- [TEXTE À LIRE]
===

Mahmoud Hussein : « On ne doit pas lire le Coran comme si chacun de ses versets revêtait une portée absolue et éternelle »
En islam, les propos du Coran sont-ils tous immuables et absolus ?
? Non, répondent deux auteurs musulmans qui ont l’habitude de signer sous le pseudonyme de Mahmoud Hussein. « Le dogme de l’imprescriptibilité globale du Coran doit être rejeté, parce qu’il est démenti par le Coran lui-même », avancent-ils dans un entretien au « Monde ».
Propos recueillis par Cyprien Mycinski
Publié le 10 décembre 2023 LE MONDE
Mahmoud Hussein est un pseudonyme, celui que se sont choisi les écrivains français Bahgat Elnadi et Adel Rifaat, tous deux nés en Egypte. Depuis plus de cinquante ans, ces deux intellectuels musulmans travaillent de concert et publient ensemble des ouvrages rédigés à quatre mains. Parmi eux, plusieurs sont consacrés au Coran et à la Sîra, un ensemble de chroniques retraçant la vie de Mahomet (Al Sîra. Le Prophète de l’islam raconté par ses compagnons, I et II, Hachette, 2005-2007 ; Penser le Coran, Grasset, 2009 ; Ce que le Coran ne dit pas, Grasset, 2013).
Leur dernier ouvrage, intitulé La Dimension du temps dans le Coran (Grasset, 64 pages, 10 euros), interroge le caractère prétendument imprescriptible des révélations coraniques. Dans un entretien au Monde des religions, les deux auteurs, qui tiennent à s’exprimer d’une seule et même voix, assurent que certains dogmes présents dans le Coran étaient remis en cause dès les premiers temps de l’islam.

===

- [JEU DE DONNÉES]

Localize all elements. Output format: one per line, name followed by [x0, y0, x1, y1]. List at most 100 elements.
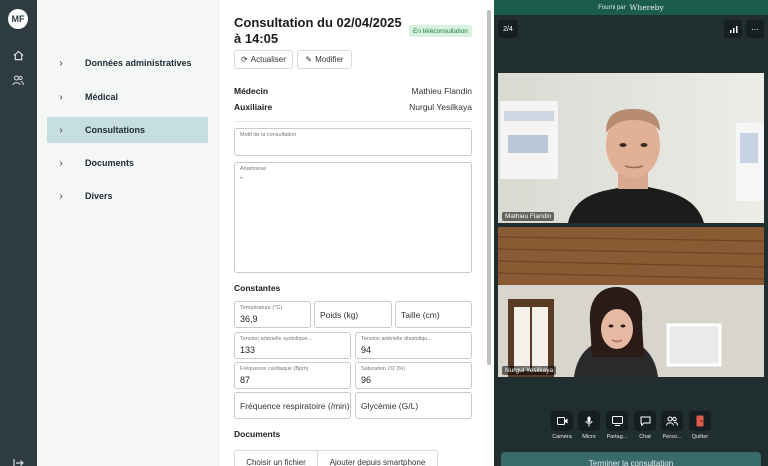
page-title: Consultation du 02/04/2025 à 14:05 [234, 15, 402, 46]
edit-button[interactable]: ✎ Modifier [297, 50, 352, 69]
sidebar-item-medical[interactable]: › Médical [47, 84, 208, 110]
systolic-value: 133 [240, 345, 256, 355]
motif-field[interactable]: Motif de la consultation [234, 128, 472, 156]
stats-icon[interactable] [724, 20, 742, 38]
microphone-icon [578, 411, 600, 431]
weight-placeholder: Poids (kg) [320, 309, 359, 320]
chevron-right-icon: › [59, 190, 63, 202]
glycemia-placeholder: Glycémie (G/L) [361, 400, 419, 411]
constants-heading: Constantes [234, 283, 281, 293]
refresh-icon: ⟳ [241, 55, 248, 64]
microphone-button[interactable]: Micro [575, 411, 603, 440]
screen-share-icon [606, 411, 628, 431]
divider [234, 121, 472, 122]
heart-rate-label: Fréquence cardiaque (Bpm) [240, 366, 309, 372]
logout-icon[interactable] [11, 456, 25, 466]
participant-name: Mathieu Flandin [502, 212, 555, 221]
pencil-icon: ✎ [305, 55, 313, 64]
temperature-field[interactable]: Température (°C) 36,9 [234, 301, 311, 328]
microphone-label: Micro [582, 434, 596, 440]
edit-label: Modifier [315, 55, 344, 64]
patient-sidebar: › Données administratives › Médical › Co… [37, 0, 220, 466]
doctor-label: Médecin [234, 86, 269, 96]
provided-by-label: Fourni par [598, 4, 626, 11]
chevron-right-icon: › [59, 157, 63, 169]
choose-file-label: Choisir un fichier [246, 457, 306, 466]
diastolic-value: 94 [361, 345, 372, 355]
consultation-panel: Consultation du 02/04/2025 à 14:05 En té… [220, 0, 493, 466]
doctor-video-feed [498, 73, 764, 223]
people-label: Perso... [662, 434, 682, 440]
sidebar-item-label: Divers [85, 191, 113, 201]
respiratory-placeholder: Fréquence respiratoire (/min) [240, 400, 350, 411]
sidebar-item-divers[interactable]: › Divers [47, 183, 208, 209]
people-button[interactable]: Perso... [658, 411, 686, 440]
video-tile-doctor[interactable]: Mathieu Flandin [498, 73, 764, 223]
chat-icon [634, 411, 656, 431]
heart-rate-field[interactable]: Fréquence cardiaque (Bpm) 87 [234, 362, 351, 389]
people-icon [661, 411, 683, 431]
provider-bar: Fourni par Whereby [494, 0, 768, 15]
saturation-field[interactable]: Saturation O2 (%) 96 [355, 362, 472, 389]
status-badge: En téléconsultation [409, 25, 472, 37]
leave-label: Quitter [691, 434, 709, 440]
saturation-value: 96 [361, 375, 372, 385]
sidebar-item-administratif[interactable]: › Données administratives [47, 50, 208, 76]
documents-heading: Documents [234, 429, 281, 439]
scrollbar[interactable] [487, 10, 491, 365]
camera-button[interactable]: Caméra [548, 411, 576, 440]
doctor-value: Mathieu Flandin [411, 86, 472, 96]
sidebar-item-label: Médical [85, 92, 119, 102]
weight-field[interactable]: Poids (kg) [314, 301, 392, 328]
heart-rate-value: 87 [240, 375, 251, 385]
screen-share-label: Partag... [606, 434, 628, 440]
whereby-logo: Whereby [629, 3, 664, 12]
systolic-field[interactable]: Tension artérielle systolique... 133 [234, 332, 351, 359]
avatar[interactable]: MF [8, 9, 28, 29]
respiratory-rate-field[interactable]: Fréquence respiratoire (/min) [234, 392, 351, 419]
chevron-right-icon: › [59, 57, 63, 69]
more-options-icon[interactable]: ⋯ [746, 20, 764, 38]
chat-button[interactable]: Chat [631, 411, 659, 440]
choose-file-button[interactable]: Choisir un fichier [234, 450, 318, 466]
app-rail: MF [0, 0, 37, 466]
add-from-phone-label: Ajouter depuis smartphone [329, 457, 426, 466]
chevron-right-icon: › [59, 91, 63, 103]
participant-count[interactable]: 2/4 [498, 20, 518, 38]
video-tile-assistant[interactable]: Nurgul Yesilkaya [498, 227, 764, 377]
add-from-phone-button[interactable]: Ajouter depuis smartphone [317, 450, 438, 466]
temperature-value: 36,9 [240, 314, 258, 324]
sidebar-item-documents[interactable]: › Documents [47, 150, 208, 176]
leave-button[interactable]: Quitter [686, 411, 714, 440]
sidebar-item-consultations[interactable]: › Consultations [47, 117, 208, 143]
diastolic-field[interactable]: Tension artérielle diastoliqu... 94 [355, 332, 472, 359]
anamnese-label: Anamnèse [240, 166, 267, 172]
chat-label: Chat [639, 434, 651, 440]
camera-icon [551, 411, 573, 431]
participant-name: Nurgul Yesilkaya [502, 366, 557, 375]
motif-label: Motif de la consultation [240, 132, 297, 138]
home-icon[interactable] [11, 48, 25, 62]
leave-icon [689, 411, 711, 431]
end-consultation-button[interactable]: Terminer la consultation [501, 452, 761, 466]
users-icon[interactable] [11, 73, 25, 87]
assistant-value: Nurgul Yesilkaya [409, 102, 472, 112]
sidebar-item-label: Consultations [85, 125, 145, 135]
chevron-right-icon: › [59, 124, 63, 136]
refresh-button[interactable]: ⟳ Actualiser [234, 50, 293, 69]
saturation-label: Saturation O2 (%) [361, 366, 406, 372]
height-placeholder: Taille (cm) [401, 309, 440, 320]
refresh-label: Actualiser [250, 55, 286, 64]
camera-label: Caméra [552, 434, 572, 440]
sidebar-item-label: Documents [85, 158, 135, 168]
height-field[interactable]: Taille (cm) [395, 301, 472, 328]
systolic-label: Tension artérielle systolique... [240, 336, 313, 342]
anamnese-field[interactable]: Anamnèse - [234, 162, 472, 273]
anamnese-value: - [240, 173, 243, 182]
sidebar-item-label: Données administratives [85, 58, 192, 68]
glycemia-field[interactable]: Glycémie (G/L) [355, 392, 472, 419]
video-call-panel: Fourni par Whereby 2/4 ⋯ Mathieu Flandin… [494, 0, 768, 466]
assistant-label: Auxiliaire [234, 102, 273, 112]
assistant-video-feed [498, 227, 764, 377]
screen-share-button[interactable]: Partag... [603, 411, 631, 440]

===

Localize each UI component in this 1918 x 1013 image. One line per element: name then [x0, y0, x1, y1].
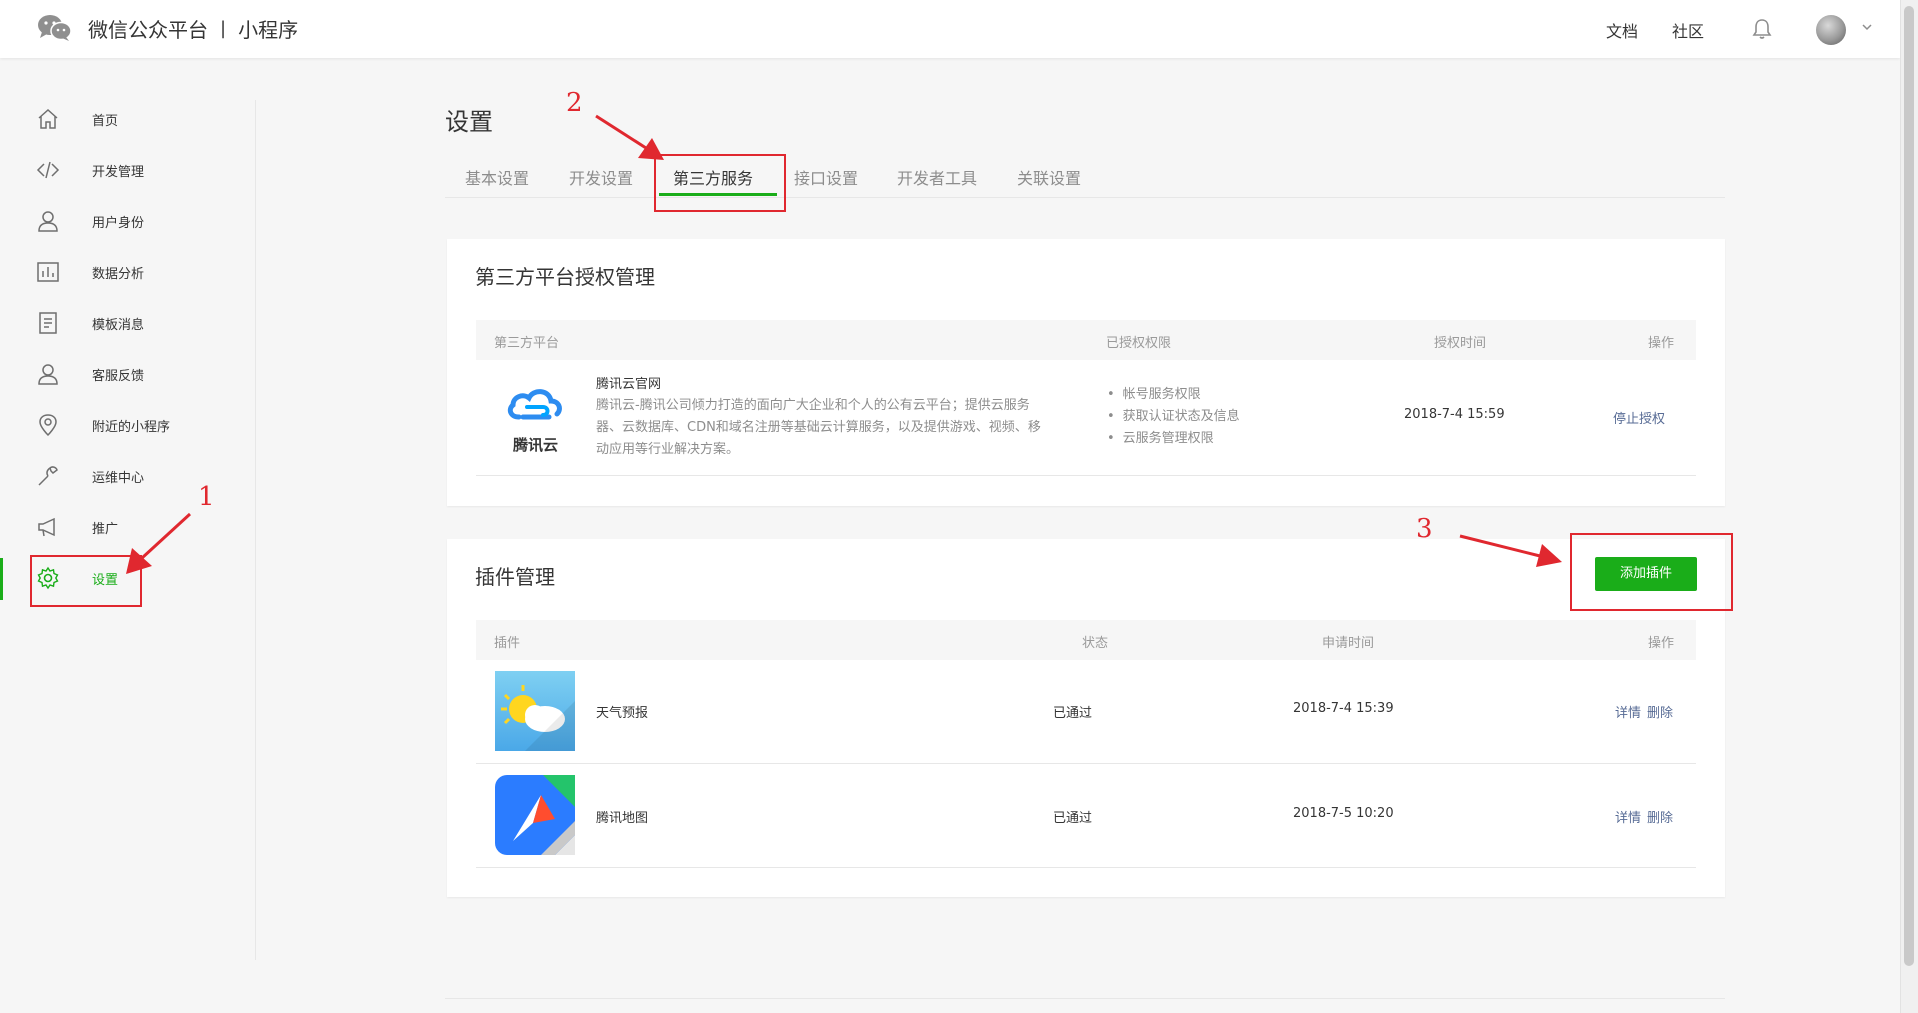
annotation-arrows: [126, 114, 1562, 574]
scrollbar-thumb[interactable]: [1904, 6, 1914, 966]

===

- [EXERCICES À FAIRE]
(a) Donnez tous les titres d'ouvrages de Mahmoud Hussein cités dans l'article sur Mahmoud Hussein.
(b) Répondez aux questions suivantes d'après l'article sur Mahmoud Hussein.
(i) Quels sont les vrais noms des deux écrivains qui signent Mahmoud Hussein ?
(ii) Qui a recueilli leurs propos ?
(iii) Combien de pages compte leur dernier ouvrage ?
(c) Recopiez le passage de l'article sur Mahmoud Hussein qui va de « Leur dernier ouvrage, intitulé » à « temps de l’islam. ».

- [RÉPONSES DANS L'ORDRE]
(a)
- Al Sîra. Le Prophète de l'islam raconté par ses compagnons (I et II)
- Penser le Coran
- Ce que le Coran ne dit pas
- La Dimension du temps dans le Coran

(b)
(i) Bahgat Elnadi et Adel Rifaat.
(ii) Cyprien Mycinski.
(iii) 64 pages.

(c)
Leur dernier ouvrage, intitulé La Dimension du temps dans le Coran (Grasset, 64 pages, 10 euros), interroge le caractère prétendument imprescriptible des révélations coraniques. Dans un entretien au Monde des religions, les deux auteurs, qui tiennent à s’exprimer d’une seule et même voix, assurent que certains dogmes présents dans le Coran étaient remis en cause dès les premiers temps de l’islam.